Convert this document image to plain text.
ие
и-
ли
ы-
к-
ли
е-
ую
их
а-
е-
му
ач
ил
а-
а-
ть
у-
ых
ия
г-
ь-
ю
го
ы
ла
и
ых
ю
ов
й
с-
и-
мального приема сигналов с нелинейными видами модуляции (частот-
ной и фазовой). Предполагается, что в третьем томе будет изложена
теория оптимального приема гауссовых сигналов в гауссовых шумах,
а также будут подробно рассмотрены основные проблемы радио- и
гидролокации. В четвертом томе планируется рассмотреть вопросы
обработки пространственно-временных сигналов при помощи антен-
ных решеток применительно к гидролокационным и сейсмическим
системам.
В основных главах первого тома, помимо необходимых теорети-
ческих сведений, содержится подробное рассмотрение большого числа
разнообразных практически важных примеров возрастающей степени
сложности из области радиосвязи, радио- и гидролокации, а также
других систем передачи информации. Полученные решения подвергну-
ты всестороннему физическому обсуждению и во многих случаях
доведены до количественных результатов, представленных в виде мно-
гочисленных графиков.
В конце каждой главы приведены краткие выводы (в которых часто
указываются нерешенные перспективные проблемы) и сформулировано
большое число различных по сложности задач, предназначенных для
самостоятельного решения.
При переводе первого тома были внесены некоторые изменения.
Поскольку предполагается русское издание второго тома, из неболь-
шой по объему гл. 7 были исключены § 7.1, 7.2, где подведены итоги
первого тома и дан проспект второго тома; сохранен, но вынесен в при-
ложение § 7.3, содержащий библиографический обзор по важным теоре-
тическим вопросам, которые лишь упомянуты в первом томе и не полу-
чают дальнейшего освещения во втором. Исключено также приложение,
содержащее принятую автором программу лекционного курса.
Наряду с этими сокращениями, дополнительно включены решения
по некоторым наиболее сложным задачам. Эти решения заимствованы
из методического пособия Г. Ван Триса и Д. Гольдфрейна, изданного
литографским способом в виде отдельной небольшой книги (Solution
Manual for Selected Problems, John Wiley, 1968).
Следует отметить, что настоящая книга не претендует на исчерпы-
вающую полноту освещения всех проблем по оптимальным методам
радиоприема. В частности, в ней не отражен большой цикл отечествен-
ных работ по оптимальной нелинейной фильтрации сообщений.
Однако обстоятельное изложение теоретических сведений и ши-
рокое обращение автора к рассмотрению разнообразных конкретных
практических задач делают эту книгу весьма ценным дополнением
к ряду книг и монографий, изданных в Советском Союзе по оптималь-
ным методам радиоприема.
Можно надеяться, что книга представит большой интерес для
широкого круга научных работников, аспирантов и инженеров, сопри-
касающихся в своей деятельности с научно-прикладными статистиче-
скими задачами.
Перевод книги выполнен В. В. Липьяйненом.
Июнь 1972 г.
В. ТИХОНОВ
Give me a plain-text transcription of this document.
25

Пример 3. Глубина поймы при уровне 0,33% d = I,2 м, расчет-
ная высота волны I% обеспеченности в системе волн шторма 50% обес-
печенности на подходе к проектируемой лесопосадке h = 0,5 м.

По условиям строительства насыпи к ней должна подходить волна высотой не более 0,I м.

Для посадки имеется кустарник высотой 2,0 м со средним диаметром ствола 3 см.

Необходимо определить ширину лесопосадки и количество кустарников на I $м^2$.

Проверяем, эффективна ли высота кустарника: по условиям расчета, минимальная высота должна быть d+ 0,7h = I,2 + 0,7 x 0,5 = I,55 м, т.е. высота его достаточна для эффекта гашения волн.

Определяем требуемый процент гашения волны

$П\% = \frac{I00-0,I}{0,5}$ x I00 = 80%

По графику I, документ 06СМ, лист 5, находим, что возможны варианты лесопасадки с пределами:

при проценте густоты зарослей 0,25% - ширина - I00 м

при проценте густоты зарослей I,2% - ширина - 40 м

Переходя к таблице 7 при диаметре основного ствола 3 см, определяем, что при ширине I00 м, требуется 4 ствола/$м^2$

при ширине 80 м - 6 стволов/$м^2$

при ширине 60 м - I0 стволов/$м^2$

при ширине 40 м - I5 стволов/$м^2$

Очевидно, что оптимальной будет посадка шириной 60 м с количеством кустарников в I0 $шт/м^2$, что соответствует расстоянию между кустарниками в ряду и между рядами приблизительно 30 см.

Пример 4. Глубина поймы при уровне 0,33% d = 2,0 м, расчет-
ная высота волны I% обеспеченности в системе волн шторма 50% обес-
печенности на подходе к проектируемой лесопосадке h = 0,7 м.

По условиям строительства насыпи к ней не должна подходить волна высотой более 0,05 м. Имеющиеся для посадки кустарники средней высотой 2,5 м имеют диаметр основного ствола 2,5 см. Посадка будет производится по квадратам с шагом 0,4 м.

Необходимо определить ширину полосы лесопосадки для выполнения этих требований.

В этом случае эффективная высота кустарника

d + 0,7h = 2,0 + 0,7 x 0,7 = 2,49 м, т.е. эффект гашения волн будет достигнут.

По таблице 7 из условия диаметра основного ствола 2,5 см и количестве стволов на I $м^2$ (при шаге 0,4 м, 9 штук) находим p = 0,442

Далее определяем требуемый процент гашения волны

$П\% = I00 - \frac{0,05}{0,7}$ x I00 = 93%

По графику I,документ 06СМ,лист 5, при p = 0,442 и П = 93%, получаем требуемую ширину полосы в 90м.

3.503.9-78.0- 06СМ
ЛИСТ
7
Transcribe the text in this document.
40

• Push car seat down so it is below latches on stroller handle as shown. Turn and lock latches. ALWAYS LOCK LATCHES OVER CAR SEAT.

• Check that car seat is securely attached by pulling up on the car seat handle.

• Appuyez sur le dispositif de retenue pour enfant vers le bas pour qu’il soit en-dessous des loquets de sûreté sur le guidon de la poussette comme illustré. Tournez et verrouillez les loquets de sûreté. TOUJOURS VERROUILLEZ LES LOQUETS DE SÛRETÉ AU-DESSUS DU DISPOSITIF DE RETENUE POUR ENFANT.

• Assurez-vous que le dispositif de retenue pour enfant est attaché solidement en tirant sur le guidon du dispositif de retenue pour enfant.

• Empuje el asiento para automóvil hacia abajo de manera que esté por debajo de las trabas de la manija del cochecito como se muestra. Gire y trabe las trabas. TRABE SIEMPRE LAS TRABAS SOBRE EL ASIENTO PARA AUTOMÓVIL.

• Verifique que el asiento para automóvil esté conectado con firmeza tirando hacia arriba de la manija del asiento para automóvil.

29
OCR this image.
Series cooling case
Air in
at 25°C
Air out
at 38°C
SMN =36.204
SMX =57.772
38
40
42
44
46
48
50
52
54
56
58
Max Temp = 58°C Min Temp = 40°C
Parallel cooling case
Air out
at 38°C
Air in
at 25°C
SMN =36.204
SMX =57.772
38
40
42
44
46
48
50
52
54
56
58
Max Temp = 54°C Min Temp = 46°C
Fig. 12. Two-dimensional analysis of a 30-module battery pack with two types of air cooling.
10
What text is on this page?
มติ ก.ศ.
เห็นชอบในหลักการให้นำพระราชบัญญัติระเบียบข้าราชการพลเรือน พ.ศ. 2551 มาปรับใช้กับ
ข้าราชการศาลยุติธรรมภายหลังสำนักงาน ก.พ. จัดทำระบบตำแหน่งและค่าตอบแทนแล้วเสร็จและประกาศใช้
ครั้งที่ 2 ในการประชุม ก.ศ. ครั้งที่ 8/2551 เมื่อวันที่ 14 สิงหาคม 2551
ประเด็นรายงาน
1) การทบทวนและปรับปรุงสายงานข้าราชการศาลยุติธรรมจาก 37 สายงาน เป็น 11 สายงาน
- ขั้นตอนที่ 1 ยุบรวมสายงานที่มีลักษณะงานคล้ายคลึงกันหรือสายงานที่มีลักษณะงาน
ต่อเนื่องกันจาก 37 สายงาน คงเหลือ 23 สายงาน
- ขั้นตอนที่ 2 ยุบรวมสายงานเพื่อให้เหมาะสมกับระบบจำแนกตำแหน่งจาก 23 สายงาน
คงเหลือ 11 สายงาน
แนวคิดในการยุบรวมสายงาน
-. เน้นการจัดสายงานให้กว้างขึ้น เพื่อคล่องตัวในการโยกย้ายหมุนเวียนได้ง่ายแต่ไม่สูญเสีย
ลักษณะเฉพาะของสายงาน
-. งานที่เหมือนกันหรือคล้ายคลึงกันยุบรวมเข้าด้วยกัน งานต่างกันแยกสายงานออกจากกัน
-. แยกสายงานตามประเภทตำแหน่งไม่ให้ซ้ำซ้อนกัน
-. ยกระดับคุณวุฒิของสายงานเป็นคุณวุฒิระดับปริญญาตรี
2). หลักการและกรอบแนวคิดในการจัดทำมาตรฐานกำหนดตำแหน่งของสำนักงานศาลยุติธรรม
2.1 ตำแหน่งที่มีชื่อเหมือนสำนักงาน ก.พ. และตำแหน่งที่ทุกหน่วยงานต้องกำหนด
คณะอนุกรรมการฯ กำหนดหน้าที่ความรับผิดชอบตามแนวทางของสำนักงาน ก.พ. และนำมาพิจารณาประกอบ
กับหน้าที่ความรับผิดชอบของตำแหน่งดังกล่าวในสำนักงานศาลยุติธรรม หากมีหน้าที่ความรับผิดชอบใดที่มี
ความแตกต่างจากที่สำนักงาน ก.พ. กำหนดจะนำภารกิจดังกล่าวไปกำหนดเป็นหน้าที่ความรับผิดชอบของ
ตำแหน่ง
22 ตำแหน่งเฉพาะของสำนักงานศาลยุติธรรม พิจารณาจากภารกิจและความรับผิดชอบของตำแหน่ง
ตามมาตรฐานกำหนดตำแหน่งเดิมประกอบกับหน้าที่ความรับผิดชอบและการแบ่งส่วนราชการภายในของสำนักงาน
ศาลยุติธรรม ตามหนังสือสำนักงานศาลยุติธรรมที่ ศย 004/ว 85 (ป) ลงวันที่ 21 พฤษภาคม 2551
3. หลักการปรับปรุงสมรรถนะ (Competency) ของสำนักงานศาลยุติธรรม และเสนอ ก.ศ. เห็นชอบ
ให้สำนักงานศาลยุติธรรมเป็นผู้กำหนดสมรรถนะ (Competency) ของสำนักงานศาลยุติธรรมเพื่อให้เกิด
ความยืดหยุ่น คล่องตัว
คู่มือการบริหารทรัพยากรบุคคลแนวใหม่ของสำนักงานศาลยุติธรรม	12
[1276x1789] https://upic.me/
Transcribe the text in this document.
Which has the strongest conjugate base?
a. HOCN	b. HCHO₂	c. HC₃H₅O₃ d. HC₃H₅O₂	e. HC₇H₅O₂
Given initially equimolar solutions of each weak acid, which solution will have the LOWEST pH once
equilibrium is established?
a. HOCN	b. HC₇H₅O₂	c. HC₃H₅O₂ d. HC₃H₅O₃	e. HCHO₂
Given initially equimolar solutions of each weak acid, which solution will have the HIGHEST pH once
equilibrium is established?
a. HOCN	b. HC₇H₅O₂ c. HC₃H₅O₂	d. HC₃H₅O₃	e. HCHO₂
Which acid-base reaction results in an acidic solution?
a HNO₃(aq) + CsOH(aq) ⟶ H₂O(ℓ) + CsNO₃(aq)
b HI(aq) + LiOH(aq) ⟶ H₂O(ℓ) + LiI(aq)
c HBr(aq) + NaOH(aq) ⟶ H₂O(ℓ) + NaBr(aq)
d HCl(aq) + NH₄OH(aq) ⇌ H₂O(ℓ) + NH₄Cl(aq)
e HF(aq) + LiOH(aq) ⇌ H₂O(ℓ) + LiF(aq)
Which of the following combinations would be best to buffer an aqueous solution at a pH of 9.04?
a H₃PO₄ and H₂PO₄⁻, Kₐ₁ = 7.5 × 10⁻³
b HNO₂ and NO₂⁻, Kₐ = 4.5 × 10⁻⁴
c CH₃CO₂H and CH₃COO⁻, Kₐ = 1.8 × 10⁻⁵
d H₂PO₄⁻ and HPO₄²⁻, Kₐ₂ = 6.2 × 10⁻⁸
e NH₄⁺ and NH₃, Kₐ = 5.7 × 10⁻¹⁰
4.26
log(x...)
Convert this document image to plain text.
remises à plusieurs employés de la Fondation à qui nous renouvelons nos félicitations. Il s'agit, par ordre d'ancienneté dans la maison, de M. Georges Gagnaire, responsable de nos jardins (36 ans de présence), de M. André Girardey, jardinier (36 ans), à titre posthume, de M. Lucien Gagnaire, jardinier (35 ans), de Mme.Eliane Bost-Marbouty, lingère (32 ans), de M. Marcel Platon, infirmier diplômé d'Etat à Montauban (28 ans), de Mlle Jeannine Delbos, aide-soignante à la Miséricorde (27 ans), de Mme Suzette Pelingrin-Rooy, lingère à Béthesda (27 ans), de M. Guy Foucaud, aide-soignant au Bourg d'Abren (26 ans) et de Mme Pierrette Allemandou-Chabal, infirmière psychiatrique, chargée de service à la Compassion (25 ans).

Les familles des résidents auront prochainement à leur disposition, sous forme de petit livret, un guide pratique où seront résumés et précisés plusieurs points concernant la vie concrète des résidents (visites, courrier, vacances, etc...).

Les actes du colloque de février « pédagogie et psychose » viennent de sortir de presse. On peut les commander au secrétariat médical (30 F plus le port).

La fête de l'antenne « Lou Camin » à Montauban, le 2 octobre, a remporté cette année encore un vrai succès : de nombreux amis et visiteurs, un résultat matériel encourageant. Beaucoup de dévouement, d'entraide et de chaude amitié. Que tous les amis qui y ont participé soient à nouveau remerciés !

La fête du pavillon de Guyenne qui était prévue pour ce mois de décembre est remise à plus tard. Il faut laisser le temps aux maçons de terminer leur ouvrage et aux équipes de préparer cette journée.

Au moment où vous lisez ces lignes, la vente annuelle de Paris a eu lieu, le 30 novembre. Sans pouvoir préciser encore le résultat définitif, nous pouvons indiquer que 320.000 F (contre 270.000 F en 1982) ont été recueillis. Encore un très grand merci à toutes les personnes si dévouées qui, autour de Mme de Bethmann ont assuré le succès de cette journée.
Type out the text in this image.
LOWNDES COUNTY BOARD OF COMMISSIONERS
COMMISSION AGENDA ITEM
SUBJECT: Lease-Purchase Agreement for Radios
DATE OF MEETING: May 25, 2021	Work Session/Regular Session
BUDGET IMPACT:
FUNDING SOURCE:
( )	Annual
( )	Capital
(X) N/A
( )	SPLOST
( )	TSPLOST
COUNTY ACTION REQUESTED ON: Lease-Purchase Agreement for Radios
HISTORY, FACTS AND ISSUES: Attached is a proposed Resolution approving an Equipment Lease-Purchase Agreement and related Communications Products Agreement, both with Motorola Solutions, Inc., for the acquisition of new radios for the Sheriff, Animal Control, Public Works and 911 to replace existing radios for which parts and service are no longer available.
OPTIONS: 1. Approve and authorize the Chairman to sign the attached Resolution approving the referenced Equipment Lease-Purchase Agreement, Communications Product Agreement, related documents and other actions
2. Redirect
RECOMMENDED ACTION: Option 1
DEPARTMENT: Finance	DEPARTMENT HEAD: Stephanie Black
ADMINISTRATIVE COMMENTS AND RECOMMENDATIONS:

------------

## What the task asks:
Copy every line of the data that holds the string "ширине".

## Correct output:
Переходя к таблице 7 при диаметре основного ствола 3 см, определяем, что при ширине I00 м, требуется 4 ствола/$м^2$
при ширине 80 м - 6 стволов/$м^2$
при ширине 60 м - I0 стволов/$м^2$
при ширине 40 м - I5 стволов/$м^2$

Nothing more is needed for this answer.